■ Quoted passage ■

◆ ◆ ◆ ◆ ◆

Now these seem like great building blocks for my goal. I would like to gather text in order. Abstractly, as if a blinking text cursor was being commanded to move by a person holding down the right arrow on a keyboard. As the text cursor moves over objects it is storing them by several indexes labeling the # of the object and the type of the object.

Say I have the sub functions paragraph_read and table_read. Say the document has this order of objects: . I'd like to go through these and perform my sub functions in this order: paragraph_read, paragraph_read, table_read, paragraph_read

I would like to know if my program can move through a document object by object like a cursor swiping right.

Help is greatly appreaciated. Thanks.

-Chris


Solution

  • UPDATE

    There are some new methods in python-docx that take care of much of the detail here:

    Document.iter_inner_content() - provides access to the Paragraph and Table objects in a document, in document order:

    for block_item in document:
        if isinstance(block_item, Paragraph):
            ... process paragraph ...
        elif isinstance(block_item, Table):
            ... process table ...

◆ ◆ ◆ ◆ ◆

■ Data ■

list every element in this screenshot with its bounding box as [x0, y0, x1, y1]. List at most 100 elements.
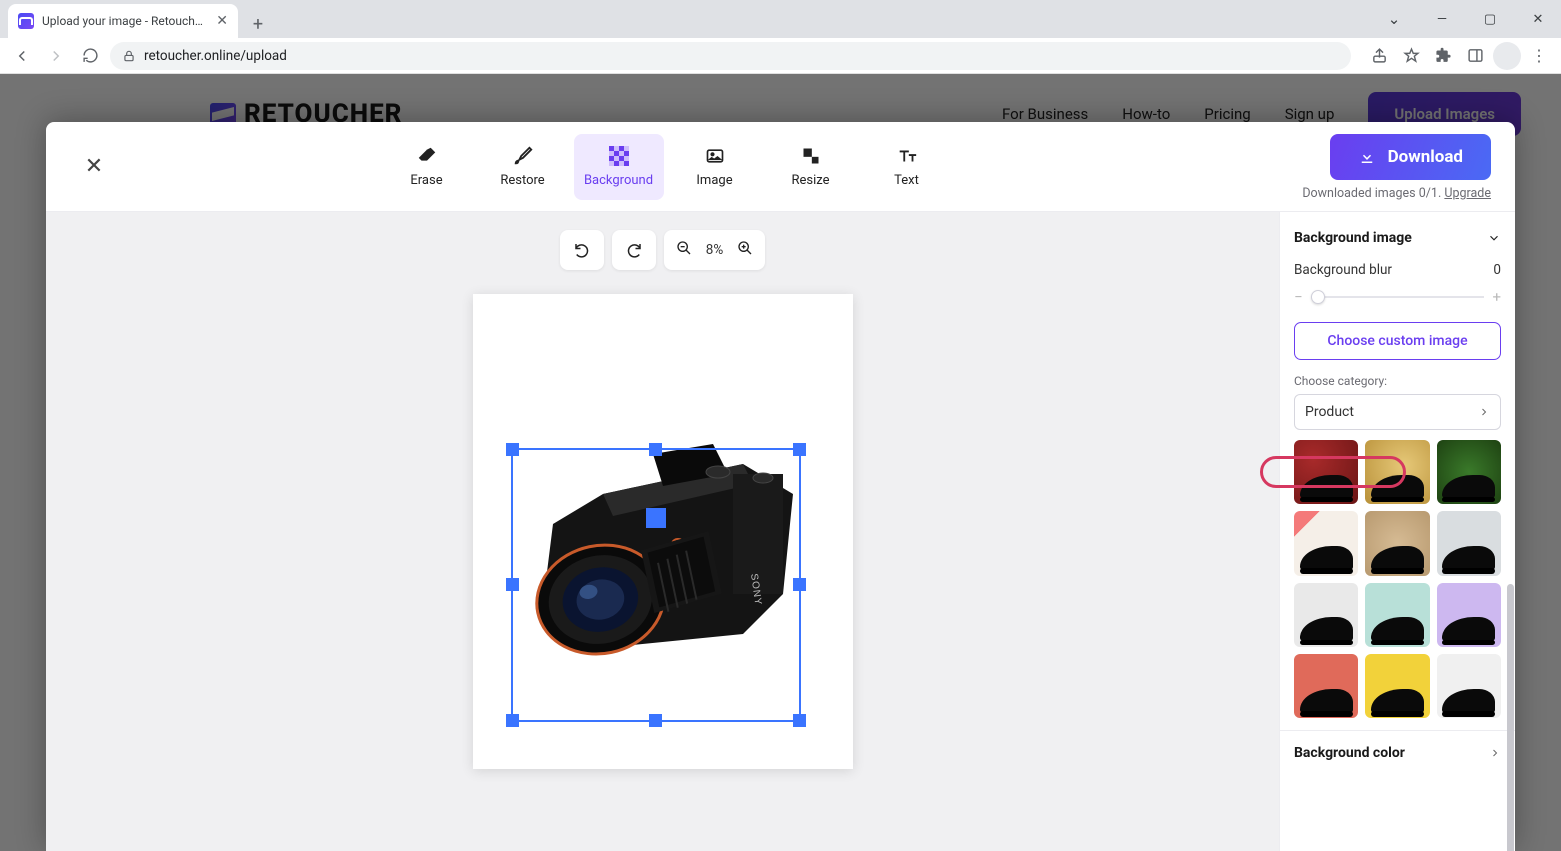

◆ ◆ ◆ ◆ ◆

Set down, word for word, the portion of the python-docx thread starting with "Now these seem" and going on through "cursor swiping right.".

Now these seem like great building blocks for my goal. I would like to gather text in order. Abstractly, as if a blinking text cursor was being commanded to move by a person holding down the right arrow on a keyboard. As the text cursor moves over objects it is storing them by several indexes labeling the # of the object and the type of the object.

Say I have the sub functions paragraph_read and table_read. Say the document has this order of objects: . I'd like to go through these and perform my sub functions in this order: paragraph_read, paragraph_read, table_read, paragraph_read

I would like to know if my program can move through a document object by object like a cursor swiping right.